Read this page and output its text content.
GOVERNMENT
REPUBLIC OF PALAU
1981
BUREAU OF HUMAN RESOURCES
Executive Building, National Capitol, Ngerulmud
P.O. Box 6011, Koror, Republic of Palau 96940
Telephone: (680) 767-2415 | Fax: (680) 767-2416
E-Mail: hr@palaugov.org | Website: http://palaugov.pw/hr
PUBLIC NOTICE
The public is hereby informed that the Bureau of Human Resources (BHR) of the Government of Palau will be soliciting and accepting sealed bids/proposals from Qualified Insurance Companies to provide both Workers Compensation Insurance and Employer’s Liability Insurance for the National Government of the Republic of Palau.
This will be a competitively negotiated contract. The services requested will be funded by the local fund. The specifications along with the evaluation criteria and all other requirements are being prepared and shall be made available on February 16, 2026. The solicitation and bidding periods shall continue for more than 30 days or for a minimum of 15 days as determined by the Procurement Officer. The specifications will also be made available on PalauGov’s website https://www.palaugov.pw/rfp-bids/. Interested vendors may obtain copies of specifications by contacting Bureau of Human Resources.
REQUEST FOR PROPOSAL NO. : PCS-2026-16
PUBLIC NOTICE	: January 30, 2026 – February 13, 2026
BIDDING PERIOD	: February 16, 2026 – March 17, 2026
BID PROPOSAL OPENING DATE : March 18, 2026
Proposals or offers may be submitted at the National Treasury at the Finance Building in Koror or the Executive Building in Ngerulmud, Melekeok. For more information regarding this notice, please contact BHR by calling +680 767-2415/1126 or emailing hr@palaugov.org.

■ **Stated exercise**
Make an exact copy of the listing, including every line.

■ **Answer below**
Read this page and output its text content.
GOVERNMENT
REPUBLIC OF PALAU
1981
BUREAU OF HUMAN RESOURCES
Executive Building, National Capitol, Ngerulmud
P.O. Box 6011, Koror, Republic of Palau 96940
Telephone: (680) 767-2415 | Fax: (680) 767-2416
E-Mail: hr@palaugov.org | Website: http://palaugov.pw/hr
PUBLIC NOTICE
The public is hereby informed that the Bureau of Human Resources (BHR) of the Government of Palau will be soliciting and accepting sealed bids/proposals from Qualified Insurance Companies to provide both Workers Compensation Insurance and Employer’s Liability Insurance for the National Government of the Republic of Palau.
This will be a competitively negotiated contract. The services requested will be funded by the local fund. The specifications along with the evaluation criteria and all other requirements are being prepared and shall be made available on February 16, 2026. The solicitation and bidding periods shall continue for more than 30 days or for a minimum of 15 days as determined by the Procurement Officer. The specifications will also be made available on PalauGov’s website https://www.palaugov.pw/rfp-bids/. Interested vendors may obtain copies of specifications by contacting Bureau of Human Resources.
REQUEST FOR PROPOSAL NO. : PCS-2026-16
PUBLIC NOTICE	: January 30, 2026 – February 13, 2026
BIDDING PERIOD	: February 16, 2026 – March 17, 2026
BID PROPOSAL OPENING DATE : March 18, 2026
Proposals or offers may be submitted at the National Treasury at the Finance Building in Koror or the Executive Building in Ngerulmud, Melekeok. For more information regarding this notice, please contact BHR by calling +680 767-2415/1126 or emailing hr@palaugov.org.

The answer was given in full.